GIVEN PROBLEM: Copy each line that has the string "name" somewhere in it.

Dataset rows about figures
————
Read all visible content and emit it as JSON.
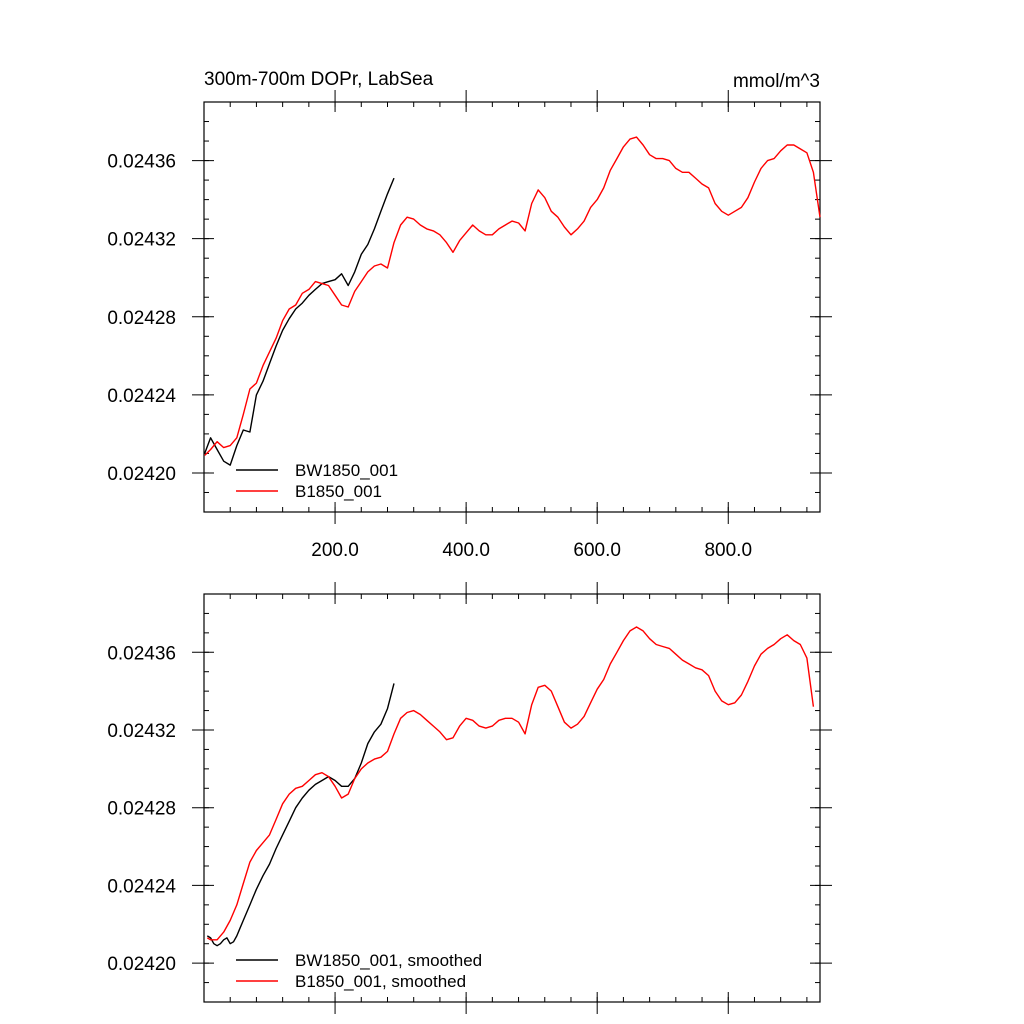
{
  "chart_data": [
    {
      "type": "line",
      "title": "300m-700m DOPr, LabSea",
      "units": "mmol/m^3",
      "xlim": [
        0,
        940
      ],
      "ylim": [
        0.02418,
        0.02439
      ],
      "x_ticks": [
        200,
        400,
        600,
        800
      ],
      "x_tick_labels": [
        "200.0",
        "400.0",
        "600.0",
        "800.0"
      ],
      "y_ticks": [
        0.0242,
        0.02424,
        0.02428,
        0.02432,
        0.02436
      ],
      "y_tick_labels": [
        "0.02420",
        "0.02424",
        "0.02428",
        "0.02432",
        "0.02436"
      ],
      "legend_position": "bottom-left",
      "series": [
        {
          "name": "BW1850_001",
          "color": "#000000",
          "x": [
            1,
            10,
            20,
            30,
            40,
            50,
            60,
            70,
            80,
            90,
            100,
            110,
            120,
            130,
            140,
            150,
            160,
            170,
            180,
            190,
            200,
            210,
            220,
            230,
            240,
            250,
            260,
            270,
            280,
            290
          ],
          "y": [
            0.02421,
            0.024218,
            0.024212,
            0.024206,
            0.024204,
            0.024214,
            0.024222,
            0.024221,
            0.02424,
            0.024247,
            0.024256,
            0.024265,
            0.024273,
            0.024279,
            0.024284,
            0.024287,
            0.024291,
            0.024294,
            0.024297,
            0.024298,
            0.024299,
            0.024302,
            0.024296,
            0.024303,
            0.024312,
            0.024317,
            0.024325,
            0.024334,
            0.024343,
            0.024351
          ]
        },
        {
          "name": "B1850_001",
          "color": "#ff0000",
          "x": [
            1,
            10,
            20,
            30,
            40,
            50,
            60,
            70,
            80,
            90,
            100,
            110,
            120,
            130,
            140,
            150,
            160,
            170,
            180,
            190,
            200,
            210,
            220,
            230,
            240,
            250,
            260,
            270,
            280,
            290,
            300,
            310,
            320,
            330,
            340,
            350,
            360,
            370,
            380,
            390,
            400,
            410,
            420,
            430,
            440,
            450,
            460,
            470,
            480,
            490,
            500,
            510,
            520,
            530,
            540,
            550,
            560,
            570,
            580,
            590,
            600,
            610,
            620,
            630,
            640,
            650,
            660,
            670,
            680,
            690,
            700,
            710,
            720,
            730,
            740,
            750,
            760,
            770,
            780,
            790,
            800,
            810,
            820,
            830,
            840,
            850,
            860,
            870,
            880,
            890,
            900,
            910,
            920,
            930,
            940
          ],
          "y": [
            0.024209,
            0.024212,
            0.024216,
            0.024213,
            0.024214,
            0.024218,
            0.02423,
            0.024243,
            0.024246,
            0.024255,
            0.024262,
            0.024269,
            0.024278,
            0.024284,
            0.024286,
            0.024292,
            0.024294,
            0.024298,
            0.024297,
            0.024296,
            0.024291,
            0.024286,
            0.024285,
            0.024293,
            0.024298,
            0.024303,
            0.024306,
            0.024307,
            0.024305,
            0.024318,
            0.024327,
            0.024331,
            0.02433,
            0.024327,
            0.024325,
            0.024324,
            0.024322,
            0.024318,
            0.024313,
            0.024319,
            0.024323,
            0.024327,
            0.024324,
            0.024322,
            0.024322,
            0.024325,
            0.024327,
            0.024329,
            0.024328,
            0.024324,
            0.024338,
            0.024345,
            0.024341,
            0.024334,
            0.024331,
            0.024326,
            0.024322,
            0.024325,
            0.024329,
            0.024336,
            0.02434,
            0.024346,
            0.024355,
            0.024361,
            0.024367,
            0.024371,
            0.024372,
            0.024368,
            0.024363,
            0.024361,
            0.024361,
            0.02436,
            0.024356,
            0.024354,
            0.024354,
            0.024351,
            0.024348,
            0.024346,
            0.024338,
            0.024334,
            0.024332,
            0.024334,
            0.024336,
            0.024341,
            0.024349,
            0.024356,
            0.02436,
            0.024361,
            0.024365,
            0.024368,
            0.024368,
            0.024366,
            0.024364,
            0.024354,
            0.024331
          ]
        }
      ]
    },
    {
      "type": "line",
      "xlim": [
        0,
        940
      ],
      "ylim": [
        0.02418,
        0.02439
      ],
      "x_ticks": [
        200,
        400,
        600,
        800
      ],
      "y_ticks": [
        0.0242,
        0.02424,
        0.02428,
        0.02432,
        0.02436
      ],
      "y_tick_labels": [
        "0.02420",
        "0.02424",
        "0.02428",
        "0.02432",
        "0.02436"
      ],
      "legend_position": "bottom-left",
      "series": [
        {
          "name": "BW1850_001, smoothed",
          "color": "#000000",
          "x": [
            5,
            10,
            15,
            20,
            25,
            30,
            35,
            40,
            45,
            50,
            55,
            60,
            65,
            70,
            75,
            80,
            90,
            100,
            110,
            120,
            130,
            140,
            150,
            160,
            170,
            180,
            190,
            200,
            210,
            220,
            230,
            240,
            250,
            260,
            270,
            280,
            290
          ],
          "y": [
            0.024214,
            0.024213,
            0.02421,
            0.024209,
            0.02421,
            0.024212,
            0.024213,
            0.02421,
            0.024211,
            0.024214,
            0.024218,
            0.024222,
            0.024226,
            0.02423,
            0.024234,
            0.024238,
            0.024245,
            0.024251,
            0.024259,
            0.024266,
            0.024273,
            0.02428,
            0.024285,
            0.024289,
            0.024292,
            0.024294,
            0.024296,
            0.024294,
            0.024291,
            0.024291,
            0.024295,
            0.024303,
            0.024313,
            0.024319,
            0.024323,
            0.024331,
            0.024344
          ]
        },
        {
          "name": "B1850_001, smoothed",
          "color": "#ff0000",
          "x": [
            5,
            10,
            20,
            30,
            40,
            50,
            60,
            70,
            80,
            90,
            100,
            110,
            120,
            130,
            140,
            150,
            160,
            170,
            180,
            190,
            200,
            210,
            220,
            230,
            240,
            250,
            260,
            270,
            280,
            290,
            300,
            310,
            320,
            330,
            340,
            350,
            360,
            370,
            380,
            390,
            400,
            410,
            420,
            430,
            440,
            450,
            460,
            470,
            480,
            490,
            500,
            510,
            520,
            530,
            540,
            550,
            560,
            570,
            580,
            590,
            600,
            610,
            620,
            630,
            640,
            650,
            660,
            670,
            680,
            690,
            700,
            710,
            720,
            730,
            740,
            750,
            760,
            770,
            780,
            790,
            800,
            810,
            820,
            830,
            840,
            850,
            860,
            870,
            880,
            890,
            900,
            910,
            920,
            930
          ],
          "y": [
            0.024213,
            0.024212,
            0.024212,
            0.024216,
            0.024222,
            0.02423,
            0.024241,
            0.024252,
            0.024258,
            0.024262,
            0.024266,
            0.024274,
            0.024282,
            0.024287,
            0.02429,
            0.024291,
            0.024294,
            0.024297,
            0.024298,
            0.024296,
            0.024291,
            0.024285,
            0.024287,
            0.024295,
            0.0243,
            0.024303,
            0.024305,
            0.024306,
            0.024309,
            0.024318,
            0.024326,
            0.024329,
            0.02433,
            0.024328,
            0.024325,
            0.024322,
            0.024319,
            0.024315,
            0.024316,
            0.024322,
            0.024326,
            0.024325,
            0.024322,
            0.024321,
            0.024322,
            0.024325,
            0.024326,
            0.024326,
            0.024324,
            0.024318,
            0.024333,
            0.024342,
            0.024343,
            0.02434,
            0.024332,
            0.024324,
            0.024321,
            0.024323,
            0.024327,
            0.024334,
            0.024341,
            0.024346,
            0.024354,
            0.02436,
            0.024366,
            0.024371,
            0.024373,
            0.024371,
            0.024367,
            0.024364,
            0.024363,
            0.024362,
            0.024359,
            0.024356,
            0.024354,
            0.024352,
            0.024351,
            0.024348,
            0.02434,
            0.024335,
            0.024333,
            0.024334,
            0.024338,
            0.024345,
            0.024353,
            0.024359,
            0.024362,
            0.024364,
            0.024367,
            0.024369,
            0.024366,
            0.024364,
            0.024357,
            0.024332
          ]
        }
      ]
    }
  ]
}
————
OUTPUT FOR THIS TASK:
          "name": "BW1850_001",
          "name": "B1850_001",
          "name": "BW1850_001, smoothed",
          "name": "B1850_001, smoothed",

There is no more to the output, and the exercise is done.